TASK DIRECTIONS » Set all the material down again unchanged, without the pictures.
===== STORED DATA =====
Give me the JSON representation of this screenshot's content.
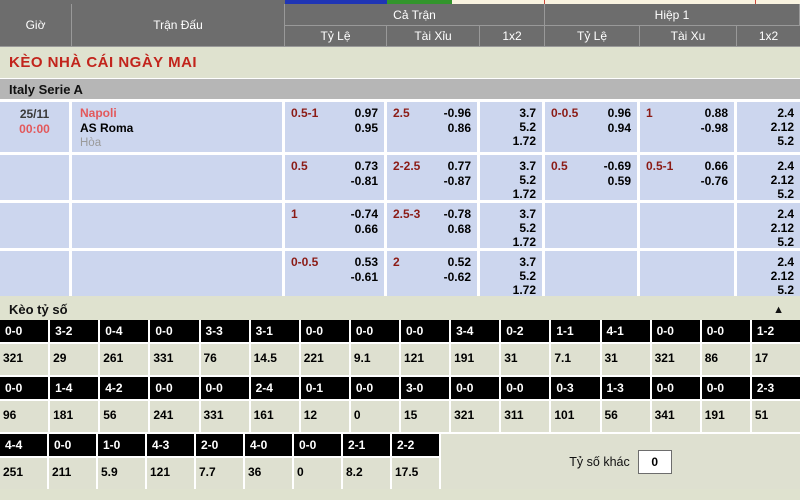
{
  "colors": {
    "header_bg": "#6d6d6d",
    "page_bg": "#dfe2cf",
    "league_bg": "#b6b6b6",
    "odds_cell_bg": "#ccd6ee",
    "handicap_red": "#8b1b15",
    "accent_red": "#c2241c",
    "team_red": "#e3585b",
    "score_header_bg": "#000000",
    "score_value_bg": "#dee0d0",
    "sliver_blue": "#1f35b5",
    "sliver_green": "#33952c"
  },
  "header": {
    "time_label": "Giờ",
    "match_label": "Trận Đấu",
    "full_time_label": "Cả Trận",
    "first_half_label": "Hiệp 1",
    "sub": [
      "Tỷ Lệ",
      "Tài Xỉu",
      "1x2",
      "Tỷ Lệ",
      "Tài Xu",
      "1x2"
    ]
  },
  "page_title": "KÈO NHÀ CÁI NGÀY MAI",
  "league": "Italy Serie A",
  "match": {
    "date": "25/11",
    "time": "00:00",
    "home": "Napoli",
    "away": "AS Roma",
    "draw_label": "Hòa"
  },
  "odds_rows": [
    {
      "ft_hdp": {
        "line": "0.5-1",
        "a": "0.97",
        "b": "0.95"
      },
      "ft_ou": {
        "line": "2.5",
        "a": "-0.96",
        "b": "0.86"
      },
      "ft_1x2": [
        "3.7",
        "5.2",
        "1.72"
      ],
      "h1_hdp": {
        "line": "0-0.5",
        "a": "0.96",
        "b": "0.94"
      },
      "h1_ou": {
        "line": "1",
        "a": "0.88",
        "b": "-0.98"
      },
      "h1_1x2": [
        "2.4",
        "2.12",
        "5.2"
      ]
    },
    {
      "ft_hdp": {
        "line": "0.5",
        "a": "0.73",
        "b": "-0.81"
      },
      "ft_ou": {
        "line": "2-2.5",
        "a": "0.77",
        "b": "-0.87"
      },
      "ft_1x2": [
        "3.7",
        "5.2",
        "1.72"
      ],
      "h1_hdp": {
        "line": "0.5",
        "a": "-0.69",
        "b": "0.59"
      },
      "h1_ou": {
        "line": "0.5-1",
        "a": "0.66",
        "b": "-0.76"
      },
      "h1_1x2": [
        "2.4",
        "2.12",
        "5.2"
      ]
    },
    {
      "ft_hdp": {
        "line": "1",
        "a": "-0.74",
        "b": "0.66"
      },
      "ft_ou": {
        "line": "2.5-3",
        "a": "-0.78",
        "b": "0.68"
      },
      "ft_1x2": [
        "3.7",
        "5.2",
        "1.72"
      ],
      "h1_hdp": {
        "line": "",
        "a": "",
        "b": ""
      },
      "h1_ou": {
        "line": "",
        "a": "",
        "b": ""
      },
      "h1_1x2": [
        "2.4",
        "2.12",
        "5.2"
      ]
    },
    {
      "ft_hdp": {
        "line": "0-0.5",
        "a": "0.53",
        "b": "-0.61"
      },
      "ft_ou": {
        "line": "2",
        "a": "0.52",
        "b": "-0.62"
      },
      "ft_1x2": [
        "3.7",
        "5.2",
        "1.72"
      ],
      "h1_hdp": {
        "line": "",
        "a": "",
        "b": ""
      },
      "h1_ou": {
        "line": "",
        "a": "",
        "b": ""
      },
      "h1_1x2": [
        "2.4",
        "2.12",
        "5.2"
      ]
    }
  ],
  "score_section": {
    "title": "Kèo tỷ số",
    "collapse_icon": "▲",
    "rows": [
      {
        "cells": [
          {
            "score": "0-0",
            "odds": "321"
          },
          {
            "score": "3-2",
            "odds": "29"
          },
          {
            "score": "0-4",
            "odds": "261"
          },
          {
            "score": "0-0",
            "odds": "331"
          },
          {
            "score": "3-3",
            "odds": "76"
          },
          {
            "score": "3-1",
            "odds": "14.5"
          },
          {
            "score": "0-0",
            "odds": "221"
          },
          {
            "score": "0-0",
            "odds": "9.1"
          },
          {
            "score": "0-0",
            "odds": "121"
          },
          {
            "score": "3-4",
            "odds": "191"
          },
          {
            "score": "0-2",
            "odds": "31"
          },
          {
            "score": "1-1",
            "odds": "7.1"
          },
          {
            "score": "4-1",
            "odds": "31"
          },
          {
            "score": "0-0",
            "odds": "321"
          },
          {
            "score": "0-0",
            "odds": "86"
          },
          {
            "score": "1-2",
            "odds": "17"
          }
        ]
      },
      {
        "cells": [
          {
            "score": "0-0",
            "odds": "96"
          },
          {
            "score": "1-4",
            "odds": "181"
          },
          {
            "score": "4-2",
            "odds": "56"
          },
          {
            "score": "0-0",
            "odds": "241"
          },
          {
            "score": "0-0",
            "odds": "331"
          },
          {
            "score": "2-4",
            "odds": "161"
          },
          {
            "score": "0-1",
            "odds": "12"
          },
          {
            "score": "0-0",
            "odds": "0"
          },
          {
            "score": "3-0",
            "odds": "15"
          },
          {
            "score": "0-0",
            "odds": "321"
          },
          {
            "score": "0-0",
            "odds": "311"
          },
          {
            "score": "0-3",
            "odds": "101"
          },
          {
            "score": "1-3",
            "odds": "56"
          },
          {
            "score": "0-0",
            "odds": "341"
          },
          {
            "score": "0-0",
            "odds": "191"
          },
          {
            "score": "2-3",
            "odds": "51"
          }
        ]
      },
      {
        "cells": [
          {
            "score": "4-4",
            "odds": "251"
          },
          {
            "score": "0-0",
            "odds": "211"
          },
          {
            "score": "1-0",
            "odds": "5.9"
          },
          {
            "score": "4-3",
            "odds": "121"
          },
          {
            "score": "2-0",
            "odds": "7.7"
          },
          {
            "score": "4-0",
            "odds": "36"
          },
          {
            "score": "0-0",
            "odds": "0"
          },
          {
            "score": "2-1",
            "odds": "8.2"
          },
          {
            "score": "2-2",
            "odds": "17.5"
          }
        ]
      }
    ],
    "other_score_label": "Tỷ số khác",
    "other_score_value": "0"
  }
}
=====
ANSWER TO THE PROBLEM »
Give me the JSON representation of this screenshot's content.
{
  "colors": {
    "header_bg": "#6d6d6d",
    "page_bg": "#dfe2cf",
    "league_bg": "#b6b6b6",
    "odds_cell_bg": "#ccd6ee",
    "handicap_red": "#8b1b15",
    "accent_red": "#c2241c",
    "team_red": "#e3585b",
    "score_header_bg": "#000000",
    "score_value_bg": "#dee0d0",
    "sliver_blue": "#1f35b5",
    "sliver_green": "#33952c"
  },
  "header": {
    "time_label": "Giờ",
    "match_label": "Trận Đấu",
    "full_time_label": "Cả Trận",
    "first_half_label": "Hiệp 1",
    "sub": [
      "Tỷ Lệ",
      "Tài Xỉu",
      "1x2",
      "Tỷ Lệ",
      "Tài Xu",
      "1x2"
    ]
  },
  "page_title": "KÈO NHÀ CÁI NGÀY MAI",
  "league": "Italy Serie A",
  "match": {
    "date": "25/11",
    "time": "00:00",
    "home": "Napoli",
    "away": "AS Roma",
    "draw_label": "Hòa"
  },
  "odds_rows": [
    {
      "ft_hdp": {
        "line": "0.5-1",
        "a": "0.97",
        "b": "0.95"
      },
      "ft_ou": {
        "line": "2.5",
        "a": "-0.96",
        "b": "0.86"
      },
      "ft_1x2": [
        "3.7",
        "5.2",
        "1.72"
      ],
      "h1_hdp": {
        "line": "0-0.5",
        "a": "0.96",
        "b": "0.94"
      },
      "h1_ou": {
        "line": "1",
        "a": "0.88",
        "b": "-0.98"
      },
      "h1_1x2": [
        "2.4",
        "2.12",
        "5.2"
      ]
    },
    {
      "ft_hdp": {
        "line": "0.5",
        "a": "0.73",
        "b": "-0.81"
      },
      "ft_ou": {
        "line": "2-2.5",
        "a": "0.77",
        "b": "-0.87"
      },
      "ft_1x2": [
        "3.7",
        "5.2",
        "1.72"
      ],
      "h1_hdp": {
        "line": "0.5",
        "a": "-0.69",
        "b": "0.59"
      },
      "h1_ou": {
        "line": "0.5-1",
        "a": "0.66",
        "b": "-0.76"
      },
      "h1_1x2": [
        "2.4",
        "2.12",
        "5.2"
      ]
    },
    {
      "ft_hdp": {
        "line": "1",
        "a": "-0.74",
        "b": "0.66"
      },
      "ft_ou": {
        "line": "2.5-3",
        "a": "-0.78",
        "b": "0.68"
      },
      "ft_1x2": [
        "3.7",
        "5.2",
        "1.72"
      ],
      "h1_hdp": {
        "line": "",
        "a": "",
        "b": ""
      },
      "h1_ou": {
        "line": "",
        "a": "",
        "b": ""
      },
      "h1_1x2": [
        "2.4",
        "2.12",
        "5.2"
      ]
    },
    {
      "ft_hdp": {
        "line": "0-0.5",
        "a": "0.53",
        "b": "-0.61"
      },
      "ft_ou": {
        "line": "2",
        "a": "0.52",
        "b": "-0.62"
      },
      "ft_1x2": [
        "3.7",
        "5.2",
        "1.72"
      ],
      "h1_hdp": {
        "line": "",
        "a": "",
        "b": ""
      },
      "h1_ou": {
        "line": "",
        "a": "",
        "b": ""
      },
      "h1_1x2": [
        "2.4",
        "2.12",
        "5.2"
      ]
    }
  ],
  "score_section": {
    "title": "Kèo tỷ số",
    "collapse_icon": "▲",
    "rows": [
      {
        "cells": [
          {
            "score": "0-0",
            "odds": "321"
          },
          {
            "score": "3-2",
            "odds": "29"
          },
          {
            "score": "0-4",
            "odds": "261"
          },
          {
            "score": "0-0",
            "odds": "331"
          },
          {
            "score": "3-3",
            "odds": "76"
          },
          {
            "score": "3-1",
            "odds": "14.5"
          },
          {
            "score": "0-0",
            "odds": "221"
          },
          {
            "score": "0-0",
            "odds": "9.1"
          },
          {
            "score": "0-0",
            "odds": "121"
          },
          {
            "score": "3-4",
            "odds": "191"
          },
          {
            "score": "0-2",
            "odds": "31"
          },
          {
            "score": "1-1",
            "odds": "7.1"
          },
          {
            "score": "4-1",
            "odds": "31"
          },
          {
            "score": "0-0",
            "odds": "321"
          },
          {
            "score": "0-0",
            "odds": "86"
          },
          {
            "score": "1-2",
            "odds": "17"
          }
        ]
      },
      {
        "cells": [
          {
            "score": "0-0",
            "odds": "96"
          },
          {
            "score": "1-4",
            "odds": "181"
          },
          {
            "score": "4-2",
            "odds": "56"
          },
          {
            "score": "0-0",
            "odds": "241"
          },
          {
            "score": "0-0",
            "odds": "331"
          },
          {
            "score": "2-4",
            "odds": "161"
          },
          {
            "score": "0-1",
            "odds": "12"
          },
          {
            "score": "0-0",
            "odds": "0"
          },
          {
            "score": "3-0",
            "odds": "15"
          },
          {
            "score": "0-0",
            "odds": "321"
          },
          {
            "score": "0-0",
            "odds": "311"
          },
          {
            "score": "0-3",
            "odds": "101"
          },
          {
            "score": "1-3",
            "odds": "56"
          },
          {
            "score": "0-0",
            "odds": "341"
          },
          {
            "score": "0-0",
            "odds": "191"
          },
          {
            "score": "2-3",
            "odds": "51"
          }
        ]
      },
      {
        "cells": [
          {
            "score": "4-4",
            "odds": "251"
          },
          {
            "score": "0-0",
            "odds": "211"
          },
          {
            "score": "1-0",
            "odds": "5.9"
          },
          {
            "score": "4-3",
            "odds": "121"
          },
          {
            "score": "2-0",
            "odds": "7.7"
          },
          {
            "score": "4-0",
            "odds": "36"
          },
          {
            "score": "0-0",
            "odds": "0"
          },
          {
            "score": "2-1",
            "odds": "8.2"
          },
          {
            "score": "2-2",
            "odds": "17.5"
          }
        ]
      }
    ],
    "other_score_label": "Tỷ số khác",
    "other_score_value": "0"
  }
}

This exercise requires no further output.